* _Problem requirements_: Look through the records and report how many lines include the word "Loïg", with no other words.

* _Source records_:
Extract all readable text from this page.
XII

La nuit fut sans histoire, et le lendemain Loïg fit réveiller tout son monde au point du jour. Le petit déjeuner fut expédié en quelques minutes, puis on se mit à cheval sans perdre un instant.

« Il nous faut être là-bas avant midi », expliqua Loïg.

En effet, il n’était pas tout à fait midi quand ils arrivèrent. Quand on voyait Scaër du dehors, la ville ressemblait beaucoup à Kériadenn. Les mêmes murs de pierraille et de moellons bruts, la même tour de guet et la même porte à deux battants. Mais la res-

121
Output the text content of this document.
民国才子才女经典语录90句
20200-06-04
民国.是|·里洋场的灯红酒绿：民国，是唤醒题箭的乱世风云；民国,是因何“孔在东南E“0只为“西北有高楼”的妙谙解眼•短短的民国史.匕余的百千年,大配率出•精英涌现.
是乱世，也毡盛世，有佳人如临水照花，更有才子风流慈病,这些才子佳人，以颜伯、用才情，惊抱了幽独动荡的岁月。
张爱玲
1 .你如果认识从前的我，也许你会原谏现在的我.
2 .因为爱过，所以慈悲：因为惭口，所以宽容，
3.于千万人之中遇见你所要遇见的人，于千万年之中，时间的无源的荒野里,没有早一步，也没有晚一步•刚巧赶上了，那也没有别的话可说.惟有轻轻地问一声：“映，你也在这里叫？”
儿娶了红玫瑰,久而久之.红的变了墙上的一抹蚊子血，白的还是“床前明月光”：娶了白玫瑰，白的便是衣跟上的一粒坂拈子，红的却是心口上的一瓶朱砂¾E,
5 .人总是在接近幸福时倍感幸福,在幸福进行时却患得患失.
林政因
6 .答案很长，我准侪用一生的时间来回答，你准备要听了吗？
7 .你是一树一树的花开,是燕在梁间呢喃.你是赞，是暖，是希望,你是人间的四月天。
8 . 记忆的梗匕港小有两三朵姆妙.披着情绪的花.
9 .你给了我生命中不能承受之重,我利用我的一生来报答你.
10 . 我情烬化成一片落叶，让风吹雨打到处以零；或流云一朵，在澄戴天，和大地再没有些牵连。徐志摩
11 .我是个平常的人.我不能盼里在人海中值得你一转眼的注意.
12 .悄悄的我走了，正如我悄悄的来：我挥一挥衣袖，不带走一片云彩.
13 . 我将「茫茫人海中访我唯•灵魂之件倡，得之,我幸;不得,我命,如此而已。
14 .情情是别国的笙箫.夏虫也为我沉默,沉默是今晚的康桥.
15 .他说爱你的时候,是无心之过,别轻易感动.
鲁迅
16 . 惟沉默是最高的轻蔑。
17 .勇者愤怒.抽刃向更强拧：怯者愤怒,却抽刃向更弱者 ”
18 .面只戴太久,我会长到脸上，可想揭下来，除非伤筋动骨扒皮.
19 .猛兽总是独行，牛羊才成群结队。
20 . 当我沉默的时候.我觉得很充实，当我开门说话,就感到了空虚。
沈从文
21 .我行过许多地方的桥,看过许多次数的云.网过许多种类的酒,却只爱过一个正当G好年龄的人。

==

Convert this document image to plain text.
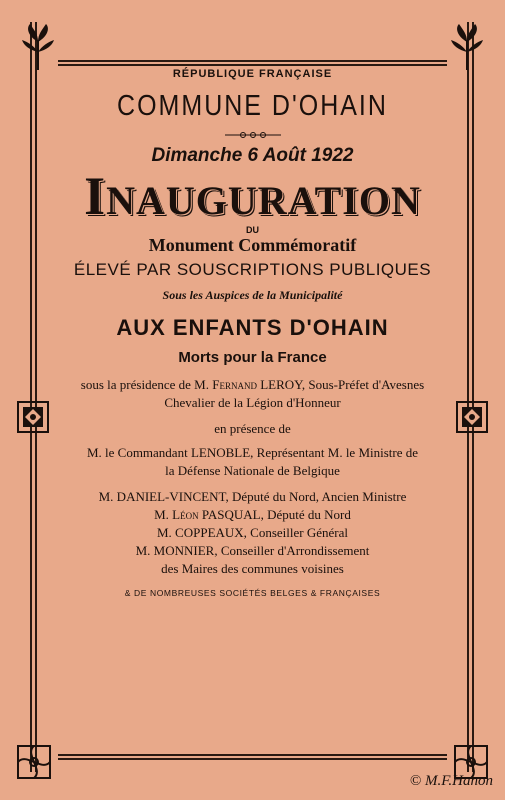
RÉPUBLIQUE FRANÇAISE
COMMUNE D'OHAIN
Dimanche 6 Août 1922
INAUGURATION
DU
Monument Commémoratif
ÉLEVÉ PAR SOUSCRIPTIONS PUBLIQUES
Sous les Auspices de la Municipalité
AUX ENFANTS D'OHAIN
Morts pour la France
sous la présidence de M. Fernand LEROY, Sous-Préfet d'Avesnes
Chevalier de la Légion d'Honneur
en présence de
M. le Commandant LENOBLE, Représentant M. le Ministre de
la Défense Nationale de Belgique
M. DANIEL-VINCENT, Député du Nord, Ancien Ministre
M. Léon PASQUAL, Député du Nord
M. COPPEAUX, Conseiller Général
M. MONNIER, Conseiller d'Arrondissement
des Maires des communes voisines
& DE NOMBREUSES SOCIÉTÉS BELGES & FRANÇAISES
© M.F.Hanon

* _Written reply_: 2